→ Your instructions: Return all lines below containing the word "countries".

→ Dataset records on visual material:
-.-.-
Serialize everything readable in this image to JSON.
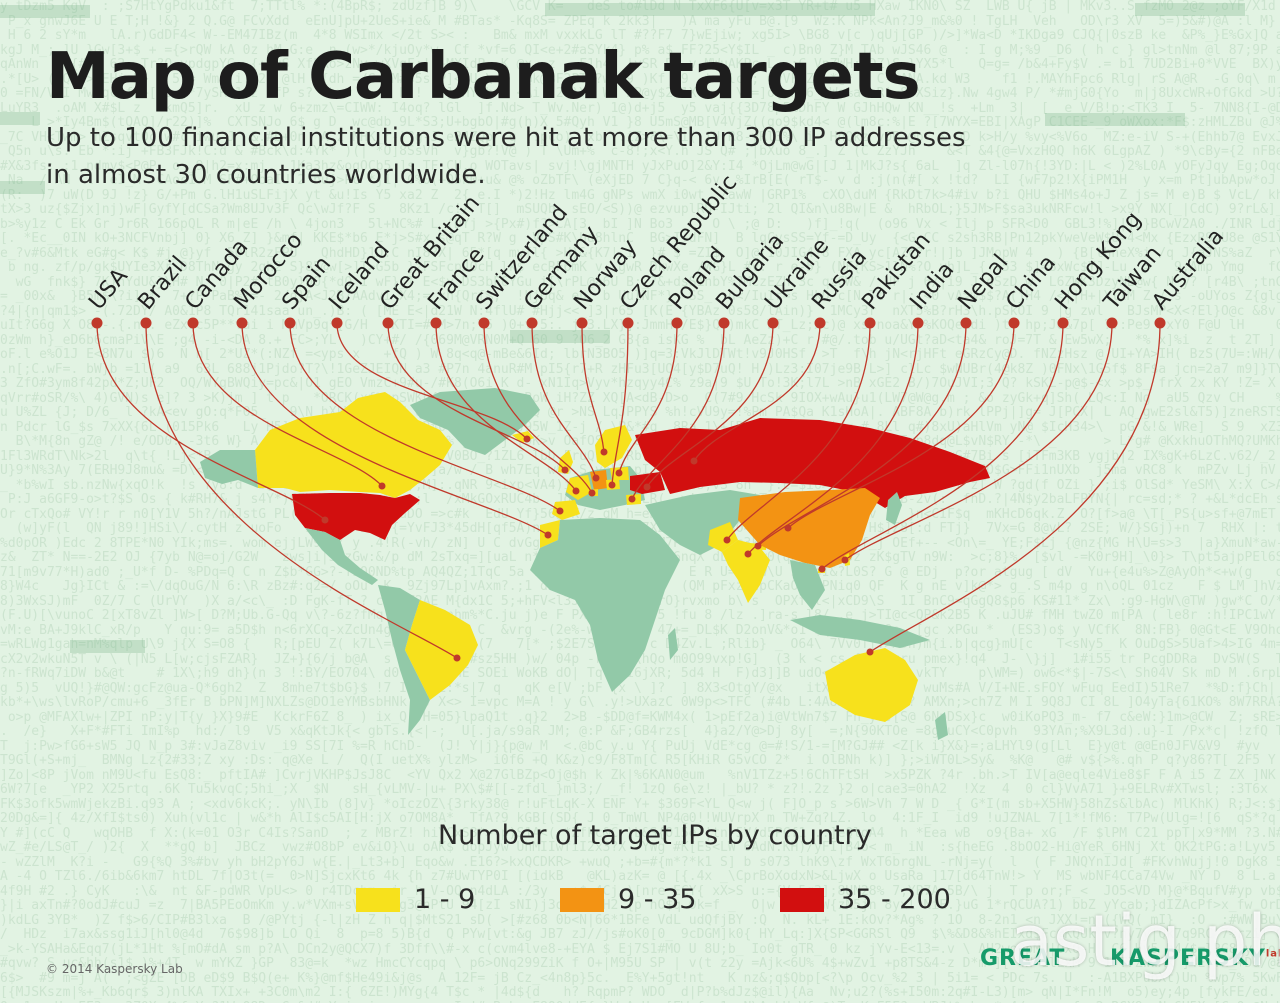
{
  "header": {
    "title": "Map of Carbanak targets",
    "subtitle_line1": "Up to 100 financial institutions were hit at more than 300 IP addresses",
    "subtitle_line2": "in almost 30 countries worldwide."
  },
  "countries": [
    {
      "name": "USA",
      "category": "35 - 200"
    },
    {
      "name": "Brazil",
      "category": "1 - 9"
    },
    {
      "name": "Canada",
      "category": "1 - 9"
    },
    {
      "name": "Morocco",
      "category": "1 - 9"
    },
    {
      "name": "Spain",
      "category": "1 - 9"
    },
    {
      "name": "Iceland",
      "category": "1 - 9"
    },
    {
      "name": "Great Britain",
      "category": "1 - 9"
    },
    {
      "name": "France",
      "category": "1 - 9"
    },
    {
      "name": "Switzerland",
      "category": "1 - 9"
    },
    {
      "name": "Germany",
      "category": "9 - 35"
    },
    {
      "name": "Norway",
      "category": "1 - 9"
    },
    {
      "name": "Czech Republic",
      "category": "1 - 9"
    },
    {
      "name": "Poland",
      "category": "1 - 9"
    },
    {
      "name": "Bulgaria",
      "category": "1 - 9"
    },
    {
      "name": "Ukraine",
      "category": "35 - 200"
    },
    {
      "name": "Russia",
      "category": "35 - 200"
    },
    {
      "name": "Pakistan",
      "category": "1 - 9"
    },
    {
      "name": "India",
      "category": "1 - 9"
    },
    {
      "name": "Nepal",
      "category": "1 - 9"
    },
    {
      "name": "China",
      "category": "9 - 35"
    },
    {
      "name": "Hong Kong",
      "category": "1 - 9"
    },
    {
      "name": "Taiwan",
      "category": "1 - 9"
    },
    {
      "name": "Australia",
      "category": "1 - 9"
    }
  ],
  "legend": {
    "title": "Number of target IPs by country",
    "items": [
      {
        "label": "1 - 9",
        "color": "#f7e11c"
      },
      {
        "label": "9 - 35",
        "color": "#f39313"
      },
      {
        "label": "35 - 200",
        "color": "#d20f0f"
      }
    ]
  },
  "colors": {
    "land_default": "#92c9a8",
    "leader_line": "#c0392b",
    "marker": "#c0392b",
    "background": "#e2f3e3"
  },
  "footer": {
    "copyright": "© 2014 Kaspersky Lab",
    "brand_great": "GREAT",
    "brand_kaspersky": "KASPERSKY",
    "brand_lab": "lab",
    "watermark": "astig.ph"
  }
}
-.-.-
→ Solved exercise:
    "subtitle_line2": "in almost 30 countries worldwide."
  "countries": [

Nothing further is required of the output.